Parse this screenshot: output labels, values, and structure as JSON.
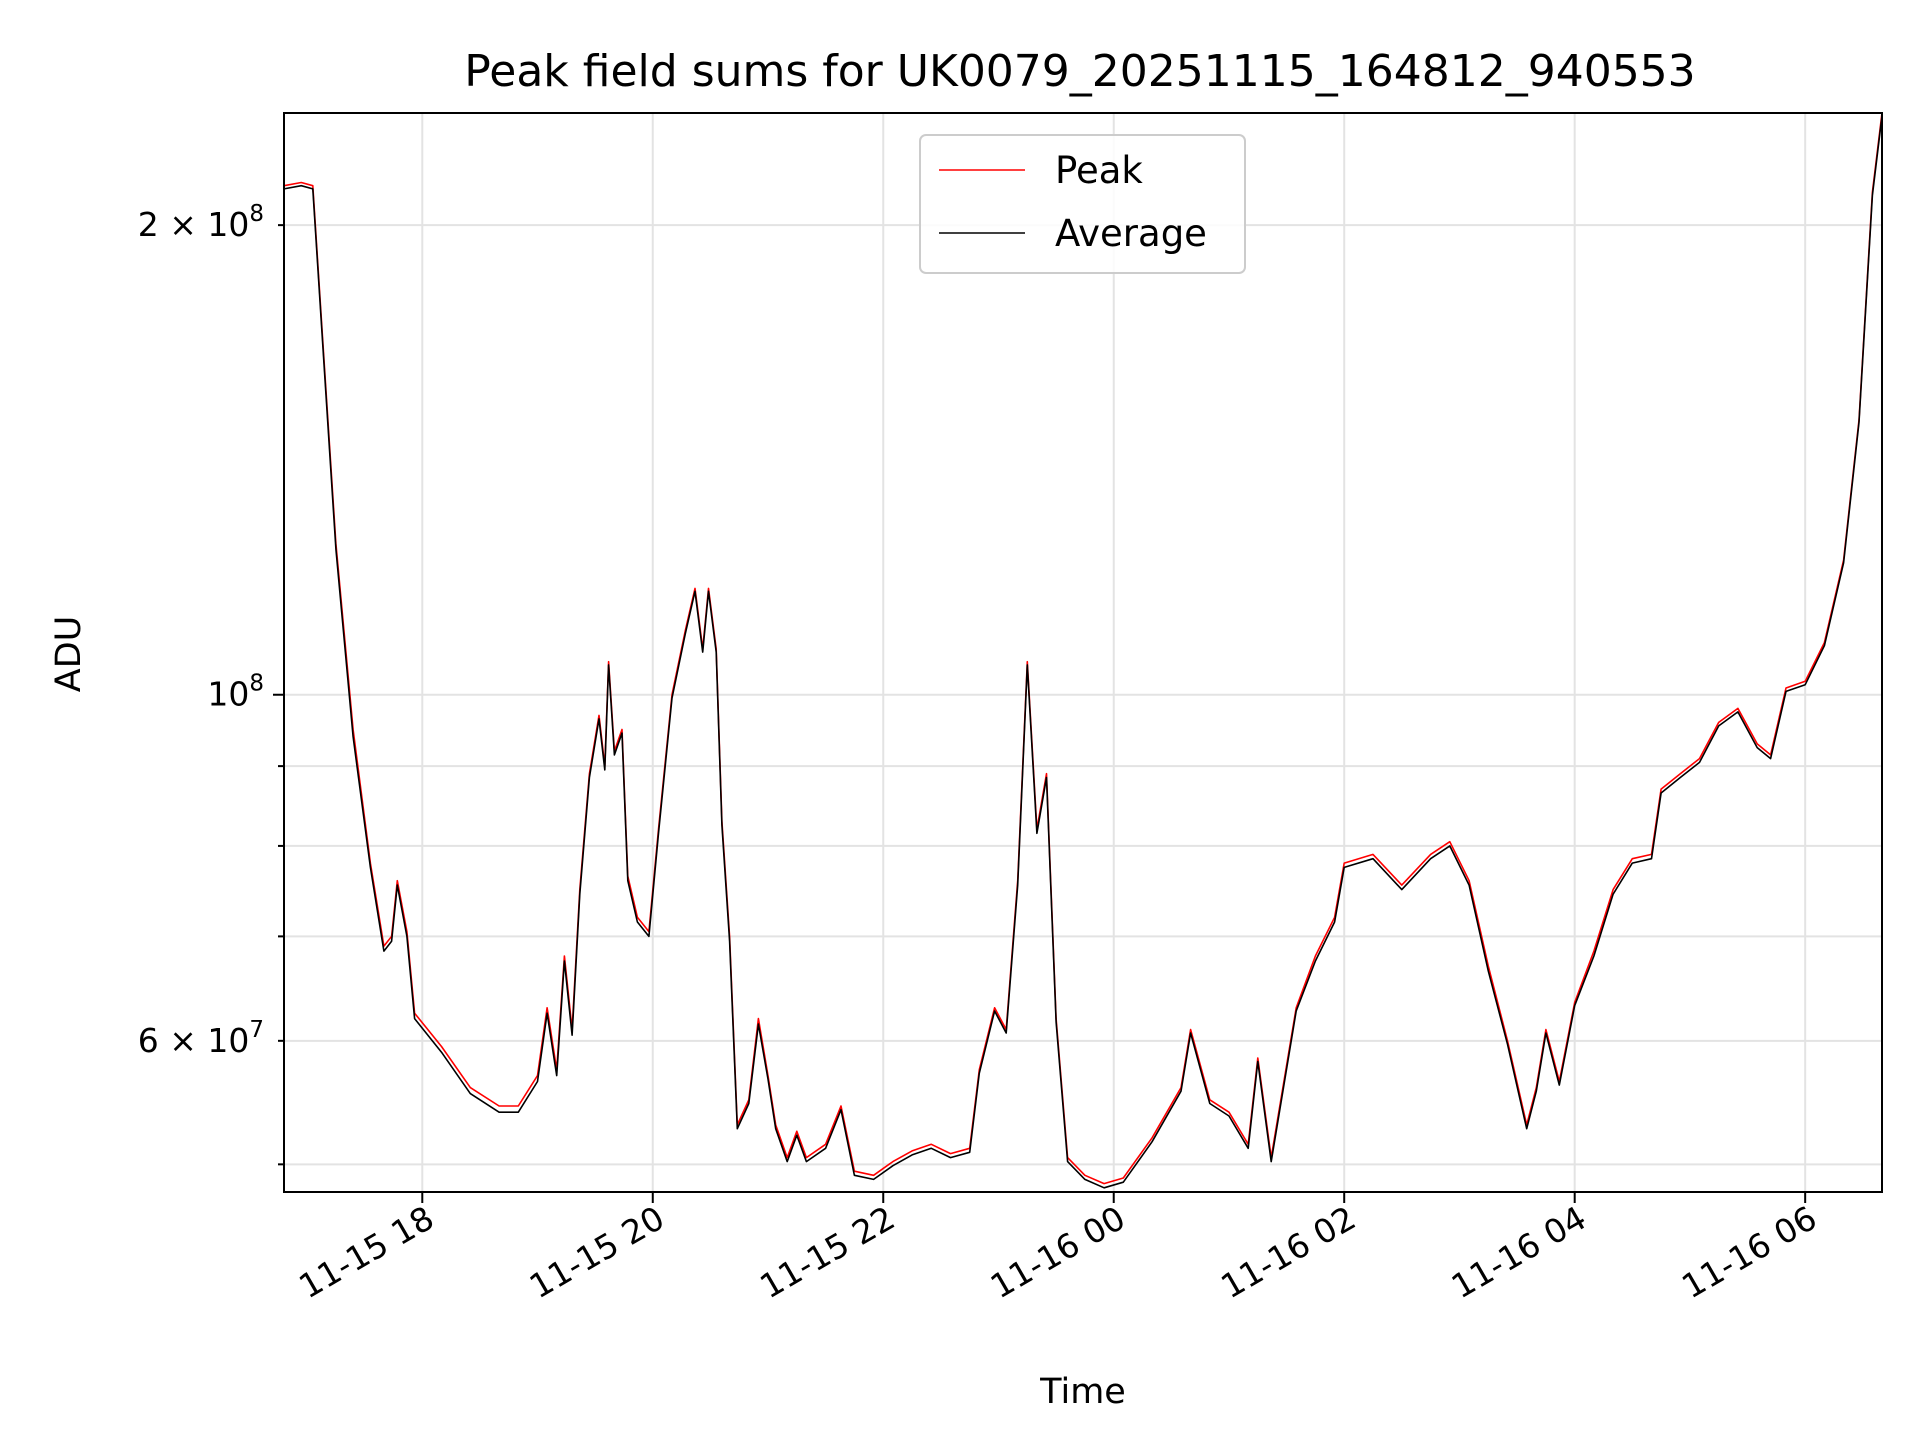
{
  "chart_data": {
    "type": "line",
    "title": "Peak field sums for UK0079_20251115_164812_940553",
    "xlabel": "Time",
    "ylabel": "ADU",
    "yscale": "log",
    "grid": true,
    "legend_position": "upper center",
    "xlim": [
      "2025-11-15T16:48",
      "2025-11-16T06:40"
    ],
    "ylim": [
      48000000,
      236000000
    ],
    "x_ticks": [
      {
        "t": "2025-11-15T18:00",
        "label": "11-15 18"
      },
      {
        "t": "2025-11-15T20:00",
        "label": "11-15 20"
      },
      {
        "t": "2025-11-15T22:00",
        "label": "11-15 22"
      },
      {
        "t": "2025-11-16T00:00",
        "label": "11-16 00"
      },
      {
        "t": "2025-11-16T02:00",
        "label": "11-16 02"
      },
      {
        "t": "2025-11-16T04:00",
        "label": "11-16 04"
      },
      {
        "t": "2025-11-16T06:00",
        "label": "11-16 06"
      }
    ],
    "y_major_ticks": [
      {
        "v": 100000000,
        "label": "10",
        "sup": "8"
      }
    ],
    "y_minor_ticks": [
      {
        "v": 200000000,
        "label": "2 × 10",
        "sup": "8"
      },
      {
        "v": 60000000,
        "label": "6 × 10",
        "sup": "7"
      },
      {
        "v": 90000000,
        "label": "",
        "sup": ""
      },
      {
        "v": 80000000,
        "label": "",
        "sup": ""
      },
      {
        "v": 70000000,
        "label": "",
        "sup": ""
      },
      {
        "v": 50000000,
        "label": "",
        "sup": ""
      }
    ],
    "series": [
      {
        "name": "Peak",
        "color": "#ff0000",
        "points": [
          [
            "2025-11-15T16:48",
            212000000
          ],
          [
            "2025-11-15T16:57",
            213000000
          ],
          [
            "2025-11-15T17:03",
            212000000
          ],
          [
            "2025-11-15T17:08",
            170000000
          ],
          [
            "2025-11-15T17:15",
            125000000
          ],
          [
            "2025-11-15T17:24",
            95000000
          ],
          [
            "2025-11-15T17:33",
            78000000
          ],
          [
            "2025-11-15T17:40",
            69000000
          ],
          [
            "2025-11-15T17:44",
            70000000
          ],
          [
            "2025-11-15T17:47",
            76000000
          ],
          [
            "2025-11-15T17:52",
            70500000
          ],
          [
            "2025-11-15T17:56",
            62500000
          ],
          [
            "2025-11-15T18:10",
            59500000
          ],
          [
            "2025-11-15T18:25",
            56000000
          ],
          [
            "2025-11-15T18:40",
            54500000
          ],
          [
            "2025-11-15T18:50",
            54500000
          ],
          [
            "2025-11-15T19:00",
            57000000
          ],
          [
            "2025-11-15T19:05",
            63000000
          ],
          [
            "2025-11-15T19:10",
            57500000
          ],
          [
            "2025-11-15T19:14",
            68000000
          ],
          [
            "2025-11-15T19:18",
            61000000
          ],
          [
            "2025-11-15T19:22",
            75000000
          ],
          [
            "2025-11-15T19:27",
            89000000
          ],
          [
            "2025-11-15T19:32",
            97000000
          ],
          [
            "2025-11-15T19:35",
            90000000
          ],
          [
            "2025-11-15T19:37",
            105000000
          ],
          [
            "2025-11-15T19:40",
            92000000
          ],
          [
            "2025-11-15T19:44",
            95000000
          ],
          [
            "2025-11-15T19:47",
            76500000
          ],
          [
            "2025-11-15T19:52",
            72000000
          ],
          [
            "2025-11-15T19:58",
            70500000
          ],
          [
            "2025-11-15T20:03",
            82000000
          ],
          [
            "2025-11-15T20:10",
            100000000
          ],
          [
            "2025-11-15T20:17",
            110000000
          ],
          [
            "2025-11-15T20:22",
            117000000
          ],
          [
            "2025-11-15T20:26",
            107000000
          ],
          [
            "2025-11-15T20:29",
            117000000
          ],
          [
            "2025-11-15T20:33",
            107000000
          ],
          [
            "2025-11-15T20:36",
            83000000
          ],
          [
            "2025-11-15T20:40",
            70000000
          ],
          [
            "2025-11-15T20:44",
            53000000
          ],
          [
            "2025-11-15T20:50",
            55000000
          ],
          [
            "2025-11-15T20:55",
            62000000
          ],
          [
            "2025-11-15T21:00",
            57000000
          ],
          [
            "2025-11-15T21:04",
            53000000
          ],
          [
            "2025-11-15T21:10",
            50500000
          ],
          [
            "2025-11-15T21:15",
            52500000
          ],
          [
            "2025-11-15T21:20",
            50500000
          ],
          [
            "2025-11-15T21:30",
            51500000
          ],
          [
            "2025-11-15T21:38",
            54500000
          ],
          [
            "2025-11-15T21:45",
            49500000
          ],
          [
            "2025-11-15T21:55",
            49200000
          ],
          [
            "2025-11-15T22:05",
            50200000
          ],
          [
            "2025-11-15T22:15",
            51000000
          ],
          [
            "2025-11-15T22:25",
            51500000
          ],
          [
            "2025-11-15T22:35",
            50800000
          ],
          [
            "2025-11-15T22:45",
            51200000
          ],
          [
            "2025-11-15T22:50",
            57500000
          ],
          [
            "2025-11-15T22:58",
            63000000
          ],
          [
            "2025-11-15T23:04",
            61000000
          ],
          [
            "2025-11-15T23:10",
            76000000
          ],
          [
            "2025-11-15T23:15",
            105000000
          ],
          [
            "2025-11-15T23:20",
            82000000
          ],
          [
            "2025-11-15T23:25",
            89000000
          ],
          [
            "2025-11-15T23:30",
            62000000
          ],
          [
            "2025-11-15T23:36",
            50500000
          ],
          [
            "2025-11-15T23:45",
            49200000
          ],
          [
            "2025-11-15T23:55",
            48600000
          ],
          [
            "2025-11-16T00:05",
            49000000
          ],
          [
            "2025-11-16T00:20",
            52000000
          ],
          [
            "2025-11-16T00:35",
            56000000
          ],
          [
            "2025-11-16T00:40",
            61000000
          ],
          [
            "2025-11-16T00:50",
            55000000
          ],
          [
            "2025-11-16T01:00",
            54000000
          ],
          [
            "2025-11-16T01:10",
            51500000
          ],
          [
            "2025-11-16T01:15",
            58500000
          ],
          [
            "2025-11-16T01:22",
            50500000
          ],
          [
            "2025-11-16T01:35",
            63000000
          ],
          [
            "2025-11-16T01:45",
            68000000
          ],
          [
            "2025-11-16T01:55",
            72000000
          ],
          [
            "2025-11-16T02:00",
            78000000
          ],
          [
            "2025-11-16T02:15",
            79000000
          ],
          [
            "2025-11-16T02:30",
            75500000
          ],
          [
            "2025-11-16T02:45",
            79000000
          ],
          [
            "2025-11-16T02:55",
            80500000
          ],
          [
            "2025-11-16T03:05",
            76000000
          ],
          [
            "2025-11-16T03:15",
            67000000
          ],
          [
            "2025-11-16T03:25",
            60000000
          ],
          [
            "2025-11-16T03:35",
            53000000
          ],
          [
            "2025-11-16T03:40",
            56000000
          ],
          [
            "2025-11-16T03:45",
            61000000
          ],
          [
            "2025-11-16T03:52",
            56500000
          ],
          [
            "2025-11-16T04:00",
            63500000
          ],
          [
            "2025-11-16T04:10",
            68500000
          ],
          [
            "2025-11-16T04:20",
            75000000
          ],
          [
            "2025-11-16T04:30",
            78500000
          ],
          [
            "2025-11-16T04:40",
            79000000
          ],
          [
            "2025-11-16T04:45",
            87000000
          ],
          [
            "2025-11-16T04:55",
            89000000
          ],
          [
            "2025-11-16T05:05",
            91000000
          ],
          [
            "2025-11-16T05:15",
            96000000
          ],
          [
            "2025-11-16T05:25",
            98000000
          ],
          [
            "2025-11-16T05:35",
            93000000
          ],
          [
            "2025-11-16T05:42",
            91500000
          ],
          [
            "2025-11-16T05:50",
            101000000
          ],
          [
            "2025-11-16T06:00",
            102000000
          ],
          [
            "2025-11-16T06:10",
            108000000
          ],
          [
            "2025-11-16T06:20",
            122000000
          ],
          [
            "2025-11-16T06:28",
            150000000
          ],
          [
            "2025-11-16T06:35",
            210000000
          ],
          [
            "2025-11-16T06:40",
            236000000
          ]
        ]
      },
      {
        "name": "Average",
        "color": "#000000",
        "points": [
          [
            "2025-11-15T16:48",
            211000000
          ],
          [
            "2025-11-15T16:57",
            212000000
          ],
          [
            "2025-11-15T17:03",
            211000000
          ],
          [
            "2025-11-15T17:08",
            169000000
          ],
          [
            "2025-11-15T17:15",
            124000000
          ],
          [
            "2025-11-15T17:24",
            94000000
          ],
          [
            "2025-11-15T17:33",
            77500000
          ],
          [
            "2025-11-15T17:40",
            68500000
          ],
          [
            "2025-11-15T17:44",
            69500000
          ],
          [
            "2025-11-15T17:47",
            75500000
          ],
          [
            "2025-11-15T17:52",
            70000000
          ],
          [
            "2025-11-15T17:56",
            62000000
          ],
          [
            "2025-11-15T18:10",
            59000000
          ],
          [
            "2025-11-15T18:25",
            55500000
          ],
          [
            "2025-11-15T18:40",
            54000000
          ],
          [
            "2025-11-15T18:50",
            54000000
          ],
          [
            "2025-11-15T19:00",
            56500000
          ],
          [
            "2025-11-15T19:05",
            62500000
          ],
          [
            "2025-11-15T19:10",
            57000000
          ],
          [
            "2025-11-15T19:14",
            67500000
          ],
          [
            "2025-11-15T19:18",
            60500000
          ],
          [
            "2025-11-15T19:22",
            74500000
          ],
          [
            "2025-11-15T19:27",
            88500000
          ],
          [
            "2025-11-15T19:32",
            96500000
          ],
          [
            "2025-11-15T19:35",
            89500000
          ],
          [
            "2025-11-15T19:37",
            104500000
          ],
          [
            "2025-11-15T19:40",
            91500000
          ],
          [
            "2025-11-15T19:44",
            94500000
          ],
          [
            "2025-11-15T19:47",
            76000000
          ],
          [
            "2025-11-15T19:52",
            71500000
          ],
          [
            "2025-11-15T19:58",
            70000000
          ],
          [
            "2025-11-15T20:03",
            81500000
          ],
          [
            "2025-11-15T20:10",
            99500000
          ],
          [
            "2025-11-15T20:17",
            109500000
          ],
          [
            "2025-11-15T20:22",
            116500000
          ],
          [
            "2025-11-15T20:26",
            106500000
          ],
          [
            "2025-11-15T20:29",
            116500000
          ],
          [
            "2025-11-15T20:33",
            106500000
          ],
          [
            "2025-11-15T20:36",
            82500000
          ],
          [
            "2025-11-15T20:40",
            69500000
          ],
          [
            "2025-11-15T20:44",
            52700000
          ],
          [
            "2025-11-15T20:50",
            54700000
          ],
          [
            "2025-11-15T20:55",
            61500000
          ],
          [
            "2025-11-15T21:00",
            56700000
          ],
          [
            "2025-11-15T21:04",
            52700000
          ],
          [
            "2025-11-15T21:10",
            50200000
          ],
          [
            "2025-11-15T21:15",
            52200000
          ],
          [
            "2025-11-15T21:20",
            50200000
          ],
          [
            "2025-11-15T21:30",
            51200000
          ],
          [
            "2025-11-15T21:38",
            54200000
          ],
          [
            "2025-11-15T21:45",
            49200000
          ],
          [
            "2025-11-15T21:55",
            48900000
          ],
          [
            "2025-11-15T22:05",
            49900000
          ],
          [
            "2025-11-15T22:15",
            50700000
          ],
          [
            "2025-11-15T22:25",
            51200000
          ],
          [
            "2025-11-15T22:35",
            50500000
          ],
          [
            "2025-11-15T22:45",
            50900000
          ],
          [
            "2025-11-15T22:50",
            57200000
          ],
          [
            "2025-11-15T22:58",
            62700000
          ],
          [
            "2025-11-15T23:04",
            60700000
          ],
          [
            "2025-11-15T23:10",
            75500000
          ],
          [
            "2025-11-15T23:15",
            104500000
          ],
          [
            "2025-11-15T23:20",
            81500000
          ],
          [
            "2025-11-15T23:25",
            88500000
          ],
          [
            "2025-11-15T23:30",
            61700000
          ],
          [
            "2025-11-15T23:36",
            50200000
          ],
          [
            "2025-11-15T23:45",
            48900000
          ],
          [
            "2025-11-15T23:55",
            48300000
          ],
          [
            "2025-11-16T00:05",
            48700000
          ],
          [
            "2025-11-16T00:20",
            51700000
          ],
          [
            "2025-11-16T00:35",
            55700000
          ],
          [
            "2025-11-16T00:40",
            60700000
          ],
          [
            "2025-11-16T00:50",
            54700000
          ],
          [
            "2025-11-16T01:00",
            53700000
          ],
          [
            "2025-11-16T01:10",
            51200000
          ],
          [
            "2025-11-16T01:15",
            58200000
          ],
          [
            "2025-11-16T01:22",
            50200000
          ],
          [
            "2025-11-16T01:35",
            62700000
          ],
          [
            "2025-11-16T01:45",
            67500000
          ],
          [
            "2025-11-16T01:55",
            71500000
          ],
          [
            "2025-11-16T02:00",
            77500000
          ],
          [
            "2025-11-16T02:15",
            78500000
          ],
          [
            "2025-11-16T02:30",
            75000000
          ],
          [
            "2025-11-16T02:45",
            78500000
          ],
          [
            "2025-11-16T02:55",
            80000000
          ],
          [
            "2025-11-16T03:05",
            75500000
          ],
          [
            "2025-11-16T03:15",
            66500000
          ],
          [
            "2025-11-16T03:25",
            59700000
          ],
          [
            "2025-11-16T03:35",
            52700000
          ],
          [
            "2025-11-16T03:40",
            55700000
          ],
          [
            "2025-11-16T03:45",
            60700000
          ],
          [
            "2025-11-16T03:52",
            56200000
          ],
          [
            "2025-11-16T04:00",
            63200000
          ],
          [
            "2025-11-16T04:10",
            68000000
          ],
          [
            "2025-11-16T04:20",
            74500000
          ],
          [
            "2025-11-16T04:30",
            78000000
          ],
          [
            "2025-11-16T04:40",
            78500000
          ],
          [
            "2025-11-16T04:45",
            86500000
          ],
          [
            "2025-11-16T04:55",
            88500000
          ],
          [
            "2025-11-16T05:05",
            90500000
          ],
          [
            "2025-11-16T05:15",
            95500000
          ],
          [
            "2025-11-16T05:25",
            97500000
          ],
          [
            "2025-11-16T05:35",
            92500000
          ],
          [
            "2025-11-16T05:42",
            91000000
          ],
          [
            "2025-11-16T05:50",
            100500000
          ],
          [
            "2025-11-16T06:00",
            101500000
          ],
          [
            "2025-11-16T06:10",
            107500000
          ],
          [
            "2025-11-16T06:20",
            121500000
          ],
          [
            "2025-11-16T06:28",
            149500000
          ],
          [
            "2025-11-16T06:35",
            209000000
          ],
          [
            "2025-11-16T06:40",
            235000000
          ]
        ]
      }
    ]
  }
}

_____

--- WHAT THE TASK ASKS ---
Show the lines of the data that hold the word "Peak".

--- OUTPUT FOR THIS EXERCISE ---
    "title": "Peak field sums for UK0079_20251115_164812_940553",
        "name": "Peak",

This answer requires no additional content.